YOUR OBJECTIVE
Transcribe every record that appears below, exactly and in full.

----------------------------------------

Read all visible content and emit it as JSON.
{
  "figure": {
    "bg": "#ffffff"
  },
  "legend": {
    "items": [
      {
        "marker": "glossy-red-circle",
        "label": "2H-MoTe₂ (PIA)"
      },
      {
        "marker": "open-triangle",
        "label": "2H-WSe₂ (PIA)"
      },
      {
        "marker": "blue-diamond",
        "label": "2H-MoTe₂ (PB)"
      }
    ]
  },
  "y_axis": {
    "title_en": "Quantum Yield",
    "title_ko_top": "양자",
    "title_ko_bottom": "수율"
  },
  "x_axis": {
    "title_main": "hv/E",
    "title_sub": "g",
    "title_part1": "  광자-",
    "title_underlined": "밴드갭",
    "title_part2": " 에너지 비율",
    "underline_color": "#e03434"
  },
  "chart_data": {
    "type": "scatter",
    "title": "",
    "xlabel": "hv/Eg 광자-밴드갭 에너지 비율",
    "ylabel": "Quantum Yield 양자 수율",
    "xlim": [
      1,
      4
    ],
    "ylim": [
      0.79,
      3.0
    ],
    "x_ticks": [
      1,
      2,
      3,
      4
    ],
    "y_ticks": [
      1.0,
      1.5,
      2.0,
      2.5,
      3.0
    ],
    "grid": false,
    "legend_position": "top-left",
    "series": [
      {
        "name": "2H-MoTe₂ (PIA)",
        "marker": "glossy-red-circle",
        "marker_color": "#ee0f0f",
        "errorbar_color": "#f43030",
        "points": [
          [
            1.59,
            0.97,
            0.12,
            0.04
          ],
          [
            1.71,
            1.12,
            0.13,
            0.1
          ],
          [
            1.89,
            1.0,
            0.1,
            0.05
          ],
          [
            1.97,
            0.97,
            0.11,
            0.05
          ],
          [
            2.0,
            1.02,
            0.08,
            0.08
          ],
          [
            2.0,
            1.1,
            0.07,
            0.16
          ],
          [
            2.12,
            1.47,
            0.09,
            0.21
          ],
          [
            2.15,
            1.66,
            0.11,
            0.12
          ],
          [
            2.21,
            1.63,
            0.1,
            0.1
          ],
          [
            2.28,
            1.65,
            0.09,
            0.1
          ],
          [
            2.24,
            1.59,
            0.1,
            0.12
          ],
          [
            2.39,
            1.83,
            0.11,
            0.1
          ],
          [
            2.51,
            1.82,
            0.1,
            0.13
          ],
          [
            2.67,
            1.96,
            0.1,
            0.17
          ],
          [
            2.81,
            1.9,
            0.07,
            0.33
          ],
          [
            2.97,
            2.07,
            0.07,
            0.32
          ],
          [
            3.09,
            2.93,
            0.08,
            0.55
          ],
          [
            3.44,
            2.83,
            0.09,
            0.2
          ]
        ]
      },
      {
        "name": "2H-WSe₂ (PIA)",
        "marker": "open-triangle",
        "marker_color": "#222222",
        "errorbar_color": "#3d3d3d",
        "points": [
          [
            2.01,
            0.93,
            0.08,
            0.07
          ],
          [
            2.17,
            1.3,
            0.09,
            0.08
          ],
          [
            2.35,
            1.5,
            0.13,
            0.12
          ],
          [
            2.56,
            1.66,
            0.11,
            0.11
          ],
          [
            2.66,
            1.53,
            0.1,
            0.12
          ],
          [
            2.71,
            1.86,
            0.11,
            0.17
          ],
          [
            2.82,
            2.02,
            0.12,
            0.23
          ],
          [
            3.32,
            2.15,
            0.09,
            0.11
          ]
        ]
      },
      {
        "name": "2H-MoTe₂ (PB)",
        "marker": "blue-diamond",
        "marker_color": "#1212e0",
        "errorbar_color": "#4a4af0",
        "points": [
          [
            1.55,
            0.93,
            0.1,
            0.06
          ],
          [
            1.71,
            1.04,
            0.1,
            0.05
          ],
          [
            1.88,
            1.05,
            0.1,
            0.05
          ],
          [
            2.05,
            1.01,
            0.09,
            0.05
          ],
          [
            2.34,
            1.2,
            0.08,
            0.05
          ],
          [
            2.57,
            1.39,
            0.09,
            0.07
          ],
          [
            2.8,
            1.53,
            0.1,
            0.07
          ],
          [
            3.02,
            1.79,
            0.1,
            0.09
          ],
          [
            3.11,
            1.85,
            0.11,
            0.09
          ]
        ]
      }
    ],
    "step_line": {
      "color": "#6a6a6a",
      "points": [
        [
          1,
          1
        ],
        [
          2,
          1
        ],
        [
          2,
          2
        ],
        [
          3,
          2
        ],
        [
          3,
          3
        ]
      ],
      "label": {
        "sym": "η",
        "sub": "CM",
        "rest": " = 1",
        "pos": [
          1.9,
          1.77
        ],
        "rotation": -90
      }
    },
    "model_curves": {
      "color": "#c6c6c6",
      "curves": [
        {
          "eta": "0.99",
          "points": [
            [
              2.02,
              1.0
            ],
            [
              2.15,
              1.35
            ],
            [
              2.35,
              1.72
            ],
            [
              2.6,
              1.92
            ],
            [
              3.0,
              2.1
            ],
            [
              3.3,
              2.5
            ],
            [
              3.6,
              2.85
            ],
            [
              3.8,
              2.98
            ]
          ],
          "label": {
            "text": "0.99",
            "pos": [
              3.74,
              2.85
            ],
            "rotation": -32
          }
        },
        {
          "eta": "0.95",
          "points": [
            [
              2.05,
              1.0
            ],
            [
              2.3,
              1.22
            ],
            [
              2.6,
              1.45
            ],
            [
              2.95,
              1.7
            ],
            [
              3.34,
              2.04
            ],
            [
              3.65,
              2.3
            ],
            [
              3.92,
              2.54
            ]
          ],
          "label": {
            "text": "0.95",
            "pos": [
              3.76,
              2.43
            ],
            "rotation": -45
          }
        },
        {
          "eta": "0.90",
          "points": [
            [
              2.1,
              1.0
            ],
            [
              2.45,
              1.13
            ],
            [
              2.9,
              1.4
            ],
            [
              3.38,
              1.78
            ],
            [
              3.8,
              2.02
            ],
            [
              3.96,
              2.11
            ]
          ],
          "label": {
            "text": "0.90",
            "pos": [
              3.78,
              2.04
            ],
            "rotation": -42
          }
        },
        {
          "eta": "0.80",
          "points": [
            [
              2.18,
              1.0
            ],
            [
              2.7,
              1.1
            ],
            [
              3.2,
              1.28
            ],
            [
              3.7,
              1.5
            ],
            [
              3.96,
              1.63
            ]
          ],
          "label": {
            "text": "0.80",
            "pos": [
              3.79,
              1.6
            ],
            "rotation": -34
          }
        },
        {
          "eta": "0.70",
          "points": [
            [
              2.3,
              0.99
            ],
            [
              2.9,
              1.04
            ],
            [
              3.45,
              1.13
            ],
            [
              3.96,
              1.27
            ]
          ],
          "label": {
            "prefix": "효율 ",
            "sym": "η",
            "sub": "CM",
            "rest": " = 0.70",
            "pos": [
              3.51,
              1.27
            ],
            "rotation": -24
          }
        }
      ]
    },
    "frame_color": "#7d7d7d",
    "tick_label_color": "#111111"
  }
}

----------------------------------------

SOLUTION FOR THIS PROBLEM
Read all visible content and emit it as JSON.
{
  "figure": {
    "bg": "#ffffff"
  },
  "legend": {
    "items": [
      {
        "marker": "glossy-red-circle",
        "label": "2H-MoTe₂ (PIA)"
      },
      {
        "marker": "open-triangle",
        "label": "2H-WSe₂ (PIA)"
      },
      {
        "marker": "blue-diamond",
        "label": "2H-MoTe₂ (PB)"
      }
    ]
  },
  "y_axis": {
    "title_en": "Quantum Yield",
    "title_ko_top": "양자",
    "title_ko_bottom": "수율"
  },
  "x_axis": {
    "title_main": "hv/E",
    "title_sub": "g",
    "title_part1": "  광자-",
    "title_underlined": "밴드갭",
    "title_part2": " 에너지 비율",
    "underline_color": "#e03434"
  },
  "chart_data": {
    "type": "scatter",
    "title": "",
    "xlabel": "hv/Eg 광자-밴드갭 에너지 비율",
    "ylabel": "Quantum Yield 양자 수율",
    "xlim": [
      1,
      4
    ],
    "ylim": [
      0.79,
      3.0
    ],
    "x_ticks": [
      1,
      2,
      3,
      4
    ],
    "y_ticks": [
      1.0,
      1.5,
      2.0,
      2.5,
      3.0
    ],
    "grid": false,
    "legend_position": "top-left",
    "series": [
      {
        "name": "2H-MoTe₂ (PIA)",
        "marker": "glossy-red-circle",
        "marker_color": "#ee0f0f",
        "errorbar_color": "#f43030",
        "points": [
          [
            1.59,
            0.97,
            0.12,
            0.04
          ],
          [
            1.71,
            1.12,
            0.13,
            0.1
          ],
          [
            1.89,
            1.0,
            0.1,
            0.05
          ],
          [
            1.97,
            0.97,
            0.11,
            0.05
          ],
          [
            2.0,
            1.02,
            0.08,
            0.08
          ],
          [
            2.0,
            1.1,
            0.07,
            0.16
          ],
          [
            2.12,
            1.47,
            0.09,
            0.21
          ],
          [
            2.15,
            1.66,
            0.11,
            0.12
          ],
          [
            2.21,
            1.63,
            0.1,
            0.1
          ],
          [
            2.28,
            1.65,
            0.09,
            0.1
          ],
          [
            2.24,
            1.59,
            0.1,
            0.12
          ],
          [
            2.39,
            1.83,
            0.11,
            0.1
          ],
          [
            2.51,
            1.82,
            0.1,
            0.13
          ],
          [
            2.67,
            1.96,
            0.1,
            0.17
          ],
          [
            2.81,
            1.9,
            0.07,
            0.33
          ],
          [
            2.97,
            2.07,
            0.07,
            0.32
          ],
          [
            3.09,
            2.93,
            0.08,
            0.55
          ],
          [
            3.44,
            2.83,
            0.09,
            0.2
          ]
        ]
      },
      {
        "name": "2H-WSe₂ (PIA)",
        "marker": "open-triangle",
        "marker_color": "#222222",
        "errorbar_color": "#3d3d3d",
        "points": [
          [
            2.01,
            0.93,
            0.08,
            0.07
          ],
          [
            2.17,
            1.3,
            0.09,
            0.08
          ],
          [
            2.35,
            1.5,
            0.13,
            0.12
          ],
          [
            2.56,
            1.66,
            0.11,
            0.11
          ],
          [
            2.66,
            1.53,
            0.1,
            0.12
          ],
          [
            2.71,
            1.86,
            0.11,
            0.17
          ],
          [
            2.82,
            2.02,
            0.12,
            0.23
          ],
          [
            3.32,
            2.15,
            0.09,
            0.11
          ]
        ]
      },
      {
        "name": "2H-MoTe₂ (PB)",
        "marker": "blue-diamond",
        "marker_color": "#1212e0",
        "errorbar_color": "#4a4af0",
        "points": [
          [
            1.55,
            0.93,
            0.1,
            0.06
          ],
          [
            1.71,
            1.04,
            0.1,
            0.05
          ],
          [
            1.88,
            1.05,
            0.1,
            0.05
          ],
          [
            2.05,
            1.01,
            0.09,
            0.05
          ],
          [
            2.34,
            1.2,
            0.08,
            0.05
          ],
          [
            2.57,
            1.39,
            0.09,
            0.07
          ],
          [
            2.8,
            1.53,
            0.1,
            0.07
          ],
          [
            3.02,
            1.79,
            0.1,
            0.09
          ],
          [
            3.11,
            1.85,
            0.11,
            0.09
          ]
        ]
      }
    ],
    "step_line": {
      "color": "#6a6a6a",
      "points": [
        [
          1,
          1
        ],
        [
          2,
          1
        ],
        [
          2,
          2
        ],
        [
          3,
          2
        ],
        [
          3,
          3
        ]
      ],
      "label": {
        "sym": "η",
        "sub": "CM",
        "rest": " = 1",
        "pos": [
          1.9,
          1.77
        ],
        "rotation": -90
      }
    },
    "model_curves": {
      "color": "#c6c6c6",
      "curves": [
        {
          "eta": "0.99",
          "points": [
            [
              2.02,
              1.0
            ],
            [
              2.15,
              1.35
            ],
            [
              2.35,
              1.72
            ],
            [
              2.6,
              1.92
            ],
            [
              3.0,
              2.1
            ],
            [
              3.3,
              2.5
            ],
            [
              3.6,
              2.85
            ],
            [
              3.8,
              2.98
            ]
          ],
          "label": {
            "text": "0.99",
            "pos": [
              3.74,
              2.85
            ],
            "rotation": -32
          }
        },
        {
          "eta": "0.95",
          "points": [
            [
              2.05,
              1.0
            ],
            [
              2.3,
              1.22
            ],
            [
              2.6,
              1.45
            ],
            [
              2.95,
              1.7
            ],
            [
              3.34,
              2.04
            ],
            [
              3.65,
              2.3
            ],
            [
              3.92,
              2.54
            ]
          ],
          "label": {
            "text": "0.95",
            "pos": [
              3.76,
              2.43
            ],
            "rotation": -45
          }
        },
        {
          "eta": "0.90",
          "points": [
            [
              2.1,
              1.0
            ],
            [
              2.45,
              1.13
            ],
            [
              2.9,
              1.4
            ],
            [
              3.38,
              1.78
            ],
            [
              3.8,
              2.02
            ],
            [
              3.96,
              2.11
            ]
          ],
          "label": {
            "text": "0.90",
            "pos": [
              3.78,
              2.04
            ],
            "rotation": -42
          }
        },
        {
          "eta": "0.80",
          "points": [
            [
              2.18,
              1.0
            ],
            [
              2.7,
              1.1
            ],
            [
              3.2,
              1.28
            ],
            [
              3.7,
              1.5
            ],
            [
              3.96,
              1.63
            ]
          ],
          "label": {
            "text": "0.80",
            "pos": [
              3.79,
              1.6
            ],
            "rotation": -34
          }
        },
        {
          "eta": "0.70",
          "points": [
            [
              2.3,
              0.99
            ],
            [
              2.9,
              1.04
            ],
            [
              3.45,
              1.13
            ],
            [
              3.96,
              1.27
            ]
          ],
          "label": {
            "prefix": "효율 ",
            "sym": "η",
            "sub": "CM",
            "rest": " = 0.70",
            "pos": [
              3.51,
              1.27
            ],
            "rotation": -24
          }
        }
      ]
    },
    "frame_color": "#7d7d7d",
    "tick_label_color": "#111111"
  }
}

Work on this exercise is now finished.